## Start EXCERPTED RECORDS
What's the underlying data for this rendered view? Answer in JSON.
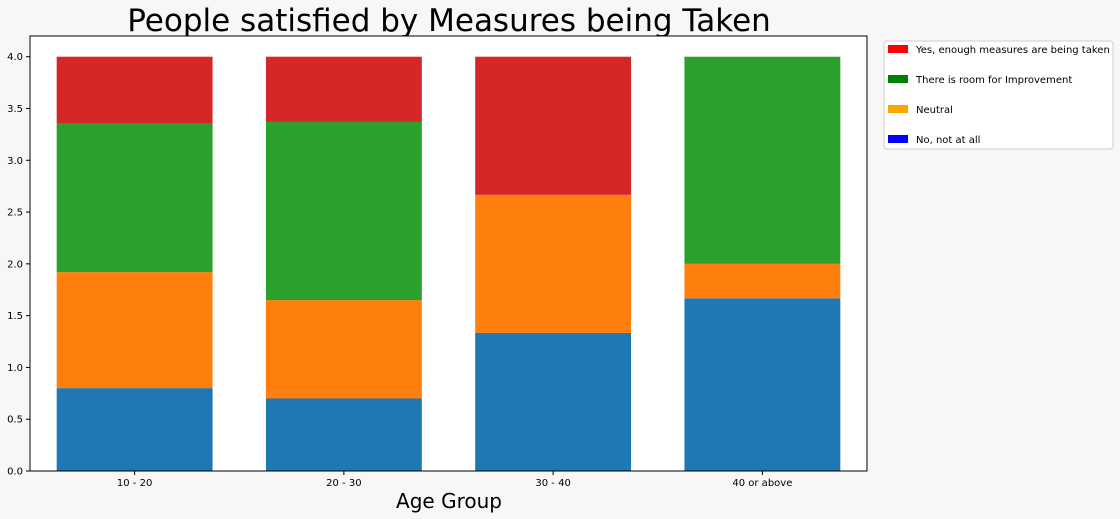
{
  "chart_data": {
    "type": "bar",
    "stacked": true,
    "title": "People satisfied by Measures being Taken",
    "xlabel": "Age Group",
    "ylabel": "",
    "categories": [
      "10 - 20",
      "20 - 30",
      "30 - 40",
      "40 or above"
    ],
    "ylim": [
      0,
      4.2
    ],
    "yticks": [
      "0.0",
      "0.5",
      "1.0",
      "1.5",
      "2.0",
      "2.5",
      "3.0",
      "3.5",
      "4.0"
    ],
    "grid": false,
    "legend_placement": "outside-top-right",
    "series": [
      {
        "values": [
          0.8,
          0.7,
          1.333,
          1.667
        ],
        "color": "#1f77b4"
      },
      {
        "values": [
          1.12,
          0.95,
          1.333,
          0.333
        ],
        "color": "#ff7f0e"
      },
      {
        "values": [
          1.44,
          1.72,
          0.0,
          2.0
        ],
        "color": "#2ca02c"
      },
      {
        "values": [
          0.64,
          0.63,
          1.334,
          0.0
        ],
        "color": "#d62728"
      }
    ],
    "legend": [
      {
        "label": "Yes, enough measures are being taken",
        "color": "#ff0000"
      },
      {
        "label": "There is room for Improvement",
        "color": "#008000"
      },
      {
        "label": "Neutral",
        "color": "#ffa500"
      },
      {
        "label": "No, not at all",
        "color": "#0000ff"
      }
    ]
  }
}
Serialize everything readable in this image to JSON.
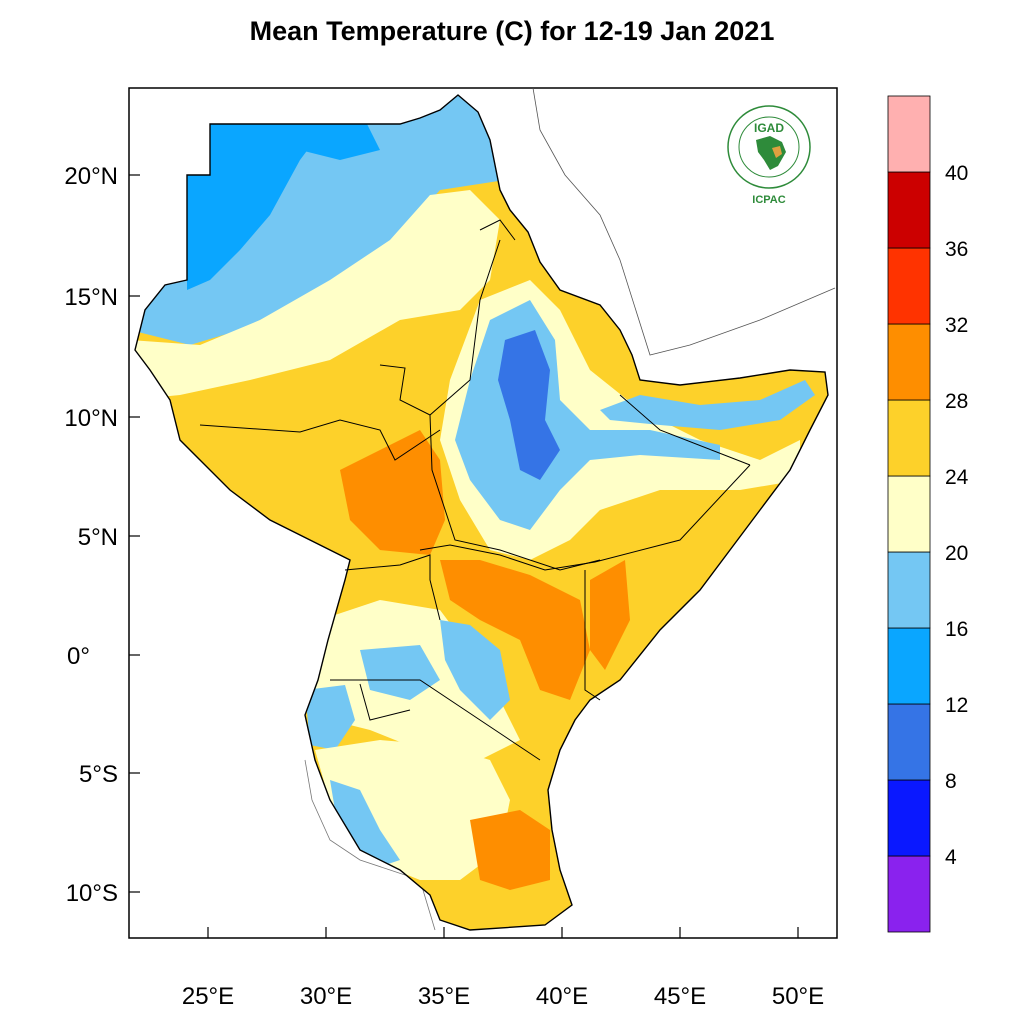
{
  "title": "Mean Temperature (C) for 12-19 Jan 2021",
  "map": {
    "lat_ticks": [
      "20°N",
      "15°N",
      "10°N",
      "5°N",
      "0°",
      "5°S",
      "10°S"
    ],
    "lon_ticks": [
      "25°E",
      "30°E",
      "35°E",
      "40°E",
      "45°E",
      "50°E"
    ],
    "lon_range": [
      21.8,
      51.7
    ],
    "lat_range": [
      -11.7,
      23.6
    ]
  },
  "colorbar": {
    "levels": [
      "4",
      "8",
      "12",
      "16",
      "20",
      "24",
      "28",
      "32",
      "36",
      "40"
    ],
    "colors": [
      "#8a22ee",
      "#1f1ff5",
      "#0a18ff",
      "#3574e6",
      "#0aa6ff",
      "#74c7f3",
      "#ffffc8",
      "#fdd12a",
      "#fe8e00",
      "#ff3300",
      "#cc0000",
      "#ffb0b0"
    ]
  },
  "logo": {
    "top_text": "IGAD",
    "bottom_text": "ICPAC"
  },
  "palette": {
    "cool": "#74c7f3",
    "mild": "#ffffc8",
    "warm": "#fdd12a",
    "hot": "#fe8e00",
    "cold": "#0aa6ff",
    "colder": "#3574e6"
  }
}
## End EXCERPTED RECORDS
EXERCISE BRIEF
Only lines holding the string "JSON" are wanted; gather each one from the entries above.

EXPECTED ANSWER
What's the underlying data for this rendered view? Answer in JSON.
Serialize everything readable in this image to JSON.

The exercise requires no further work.